▶ _Work to do_
Can you write out the whole listing exactly?
### Supplied material
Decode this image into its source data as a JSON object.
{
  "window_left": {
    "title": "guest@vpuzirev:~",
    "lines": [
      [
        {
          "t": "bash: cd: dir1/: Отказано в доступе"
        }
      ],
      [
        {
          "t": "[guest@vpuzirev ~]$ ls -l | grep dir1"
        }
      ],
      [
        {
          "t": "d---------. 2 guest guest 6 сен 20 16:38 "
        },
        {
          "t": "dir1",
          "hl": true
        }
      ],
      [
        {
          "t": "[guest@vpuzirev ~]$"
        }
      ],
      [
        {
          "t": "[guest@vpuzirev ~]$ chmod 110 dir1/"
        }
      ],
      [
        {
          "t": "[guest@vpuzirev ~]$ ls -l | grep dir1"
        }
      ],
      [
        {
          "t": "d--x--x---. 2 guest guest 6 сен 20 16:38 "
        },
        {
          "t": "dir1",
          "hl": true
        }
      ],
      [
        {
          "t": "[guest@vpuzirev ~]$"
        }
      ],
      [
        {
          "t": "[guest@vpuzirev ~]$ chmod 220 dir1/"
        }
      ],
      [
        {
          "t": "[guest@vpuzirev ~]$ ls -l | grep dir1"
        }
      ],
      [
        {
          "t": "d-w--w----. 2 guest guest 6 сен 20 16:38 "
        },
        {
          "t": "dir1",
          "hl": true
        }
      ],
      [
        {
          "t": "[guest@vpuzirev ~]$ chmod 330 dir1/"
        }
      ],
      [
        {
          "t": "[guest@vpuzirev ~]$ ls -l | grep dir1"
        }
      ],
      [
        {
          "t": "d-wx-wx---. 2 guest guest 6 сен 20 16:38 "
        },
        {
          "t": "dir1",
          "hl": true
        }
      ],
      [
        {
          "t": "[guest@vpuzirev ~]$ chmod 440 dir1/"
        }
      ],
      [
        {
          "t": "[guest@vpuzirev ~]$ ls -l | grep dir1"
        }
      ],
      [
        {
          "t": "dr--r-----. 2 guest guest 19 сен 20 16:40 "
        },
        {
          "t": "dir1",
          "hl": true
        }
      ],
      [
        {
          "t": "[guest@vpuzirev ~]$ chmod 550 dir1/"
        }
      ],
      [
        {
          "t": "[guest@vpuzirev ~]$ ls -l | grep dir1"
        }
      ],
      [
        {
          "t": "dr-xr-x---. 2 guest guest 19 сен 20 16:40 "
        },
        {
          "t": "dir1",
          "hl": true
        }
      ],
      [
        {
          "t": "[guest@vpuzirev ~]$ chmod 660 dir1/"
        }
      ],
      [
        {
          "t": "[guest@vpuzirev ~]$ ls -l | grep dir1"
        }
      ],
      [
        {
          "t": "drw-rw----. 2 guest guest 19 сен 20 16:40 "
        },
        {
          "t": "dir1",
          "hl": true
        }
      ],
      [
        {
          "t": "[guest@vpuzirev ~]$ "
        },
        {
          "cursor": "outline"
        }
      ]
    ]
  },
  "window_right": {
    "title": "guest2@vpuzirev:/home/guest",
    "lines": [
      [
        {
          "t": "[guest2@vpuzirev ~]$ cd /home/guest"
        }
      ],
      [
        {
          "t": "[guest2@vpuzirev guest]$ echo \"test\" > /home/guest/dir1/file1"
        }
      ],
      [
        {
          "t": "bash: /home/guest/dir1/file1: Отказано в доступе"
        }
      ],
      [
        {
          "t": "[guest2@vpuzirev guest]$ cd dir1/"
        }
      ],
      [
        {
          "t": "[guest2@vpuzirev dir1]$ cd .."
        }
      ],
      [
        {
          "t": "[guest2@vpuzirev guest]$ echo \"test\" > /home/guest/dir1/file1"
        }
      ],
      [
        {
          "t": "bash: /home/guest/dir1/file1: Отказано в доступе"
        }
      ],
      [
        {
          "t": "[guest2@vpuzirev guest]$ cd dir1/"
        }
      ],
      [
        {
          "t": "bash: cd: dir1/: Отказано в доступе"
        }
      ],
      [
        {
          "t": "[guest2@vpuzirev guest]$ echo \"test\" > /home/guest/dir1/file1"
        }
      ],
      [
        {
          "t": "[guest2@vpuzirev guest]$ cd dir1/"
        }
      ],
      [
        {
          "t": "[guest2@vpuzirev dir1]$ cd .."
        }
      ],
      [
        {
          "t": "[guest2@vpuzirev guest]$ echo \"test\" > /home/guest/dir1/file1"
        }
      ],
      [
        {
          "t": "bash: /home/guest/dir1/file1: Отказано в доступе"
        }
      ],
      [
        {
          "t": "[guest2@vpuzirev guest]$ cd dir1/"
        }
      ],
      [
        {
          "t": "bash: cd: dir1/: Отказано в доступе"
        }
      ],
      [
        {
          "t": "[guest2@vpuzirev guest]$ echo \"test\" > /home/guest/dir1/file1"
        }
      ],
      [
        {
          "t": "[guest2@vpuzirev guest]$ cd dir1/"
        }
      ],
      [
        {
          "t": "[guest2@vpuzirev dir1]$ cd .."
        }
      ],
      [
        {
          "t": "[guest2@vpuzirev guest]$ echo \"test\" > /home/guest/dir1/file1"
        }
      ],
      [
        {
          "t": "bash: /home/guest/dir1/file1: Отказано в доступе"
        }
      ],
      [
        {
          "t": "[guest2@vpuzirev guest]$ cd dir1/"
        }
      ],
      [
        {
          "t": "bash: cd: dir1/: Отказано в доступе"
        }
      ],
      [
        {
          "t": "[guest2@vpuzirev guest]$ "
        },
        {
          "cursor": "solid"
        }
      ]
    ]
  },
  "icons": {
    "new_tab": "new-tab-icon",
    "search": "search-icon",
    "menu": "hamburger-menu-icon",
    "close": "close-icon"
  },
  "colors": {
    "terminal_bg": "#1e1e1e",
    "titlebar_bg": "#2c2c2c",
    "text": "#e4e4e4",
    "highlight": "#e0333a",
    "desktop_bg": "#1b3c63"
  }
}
######
▶ _Output below_
Decode this image into its source data as a JSON object.
{
  "window_left": {
    "title": "guest@vpuzirev:~",
    "lines": [
      [
        {
          "t": "bash: cd: dir1/: Отказано в доступе"
        }
      ],
      [
        {
          "t": "[guest@vpuzirev ~]$ ls -l | grep dir1"
        }
      ],
      [
        {
          "t": "d---------. 2 guest guest 6 сен 20 16:38 "
        },
        {
          "t": "dir1",
          "hl": true
        }
      ],
      [
        {
          "t": "[guest@vpuzirev ~]$"
        }
      ],
      [
        {
          "t": "[guest@vpuzirev ~]$ chmod 110 dir1/"
        }
      ],
      [
        {
          "t": "[guest@vpuzirev ~]$ ls -l | grep dir1"
        }
      ],
      [
        {
          "t": "d--x--x---. 2 guest guest 6 сен 20 16:38 "
        },
        {
          "t": "dir1",
          "hl": true
        }
      ],
      [
        {
          "t": "[guest@vpuzirev ~]$"
        }
      ],
      [
        {
          "t": "[guest@vpuzirev ~]$ chmod 220 dir1/"
        }
      ],
      [
        {
          "t": "[guest@vpuzirev ~]$ ls -l | grep dir1"
        }
      ],
      [
        {
          "t": "d-w--w----. 2 guest guest 6 сен 20 16:38 "
        },
        {
          "t": "dir1",
          "hl": true
        }
      ],
      [
        {
          "t": "[guest@vpuzirev ~]$ chmod 330 dir1/"
        }
      ],
      [
        {
          "t": "[guest@vpuzirev ~]$ ls -l | grep dir1"
        }
      ],
      [
        {
          "t": "d-wx-wx---. 2 guest guest 6 сен 20 16:38 "
        },
        {
          "t": "dir1",
          "hl": true
        }
      ],
      [
        {
          "t": "[guest@vpuzirev ~]$ chmod 440 dir1/"
        }
      ],
      [
        {
          "t": "[guest@vpuzirev ~]$ ls -l | grep dir1"
        }
      ],
      [
        {
          "t": "dr--r-----. 2 guest guest 19 сен 20 16:40 "
        },
        {
          "t": "dir1",
          "hl": true
        }
      ],
      [
        {
          "t": "[guest@vpuzirev ~]$ chmod 550 dir1/"
        }
      ],
      [
        {
          "t": "[guest@vpuzirev ~]$ ls -l | grep dir1"
        }
      ],
      [
        {
          "t": "dr-xr-x---. 2 guest guest 19 сен 20 16:40 "
        },
        {
          "t": "dir1",
          "hl": true
        }
      ],
      [
        {
          "t": "[guest@vpuzirev ~]$ chmod 660 dir1/"
        }
      ],
      [
        {
          "t": "[guest@vpuzirev ~]$ ls -l | grep dir1"
        }
      ],
      [
        {
          "t": "drw-rw----. 2 guest guest 19 сен 20 16:40 "
        },
        {
          "t": "dir1",
          "hl": true
        }
      ],
      [
        {
          "t": "[guest@vpuzirev ~]$ "
        },
        {
          "cursor": "outline"
        }
      ]
    ]
  },
  "window_right": {
    "title": "guest2@vpuzirev:/home/guest",
    "lines": [
      [
        {
          "t": "[guest2@vpuzirev ~]$ cd /home/guest"
        }
      ],
      [
        {
          "t": "[guest2@vpuzirev guest]$ echo \"test\" > /home/guest/dir1/file1"
        }
      ],
      [
        {
          "t": "bash: /home/guest/dir1/file1: Отказано в доступе"
        }
      ],
      [
        {
          "t": "[guest2@vpuzirev guest]$ cd dir1/"
        }
      ],
      [
        {
          "t": "[guest2@vpuzirev dir1]$ cd .."
        }
      ],
      [
        {
          "t": "[guest2@vpuzirev guest]$ echo \"test\" > /home/guest/dir1/file1"
        }
      ],
      [
        {
          "t": "bash: /home/guest/dir1/file1: Отказано в доступе"
        }
      ],
      [
        {
          "t": "[guest2@vpuzirev guest]$ cd dir1/"
        }
      ],
      [
        {
          "t": "bash: cd: dir1/: Отказано в доступе"
        }
      ],
      [
        {
          "t": "[guest2@vpuzirev guest]$ echo \"test\" > /home/guest/dir1/file1"
        }
      ],
      [
        {
          "t": "[guest2@vpuzirev guest]$ cd dir1/"
        }
      ],
      [
        {
          "t": "[guest2@vpuzirev dir1]$ cd .."
        }
      ],
      [
        {
          "t": "[guest2@vpuzirev guest]$ echo \"test\" > /home/guest/dir1/file1"
        }
      ],
      [
        {
          "t": "bash: /home/guest/dir1/file1: Отказано в доступе"
        }
      ],
      [
        {
          "t": "[guest2@vpuzirev guest]$ cd dir1/"
        }
      ],
      [
        {
          "t": "bash: cd: dir1/: Отказано в доступе"
        }
      ],
      [
        {
          "t": "[guest2@vpuzirev guest]$ echo \"test\" > /home/guest/dir1/file1"
        }
      ],
      [
        {
          "t": "[guest2@vpuzirev guest]$ cd dir1/"
        }
      ],
      [
        {
          "t": "[guest2@vpuzirev dir1]$ cd .."
        }
      ],
      [
        {
          "t": "[guest2@vpuzirev guest]$ echo \"test\" > /home/guest/dir1/file1"
        }
      ],
      [
        {
          "t": "bash: /home/guest/dir1/file1: Отказано в доступе"
        }
      ],
      [
        {
          "t": "[guest2@vpuzirev guest]$ cd dir1/"
        }
      ],
      [
        {
          "t": "bash: cd: dir1/: Отказано в доступе"
        }
      ],
      [
        {
          "t": "[guest2@vpuzirev guest]$ "
        },
        {
          "cursor": "solid"
        }
      ]
    ]
  },
  "icons": {
    "new_tab": "new-tab-icon",
    "search": "search-icon",
    "menu": "hamburger-menu-icon",
    "close": "close-icon"
  },
  "colors": {
    "terminal_bg": "#1e1e1e",
    "titlebar_bg": "#2c2c2c",
    "text": "#e4e4e4",
    "highlight": "#e0333a",
    "desktop_bg": "#1b3c63"
  }
}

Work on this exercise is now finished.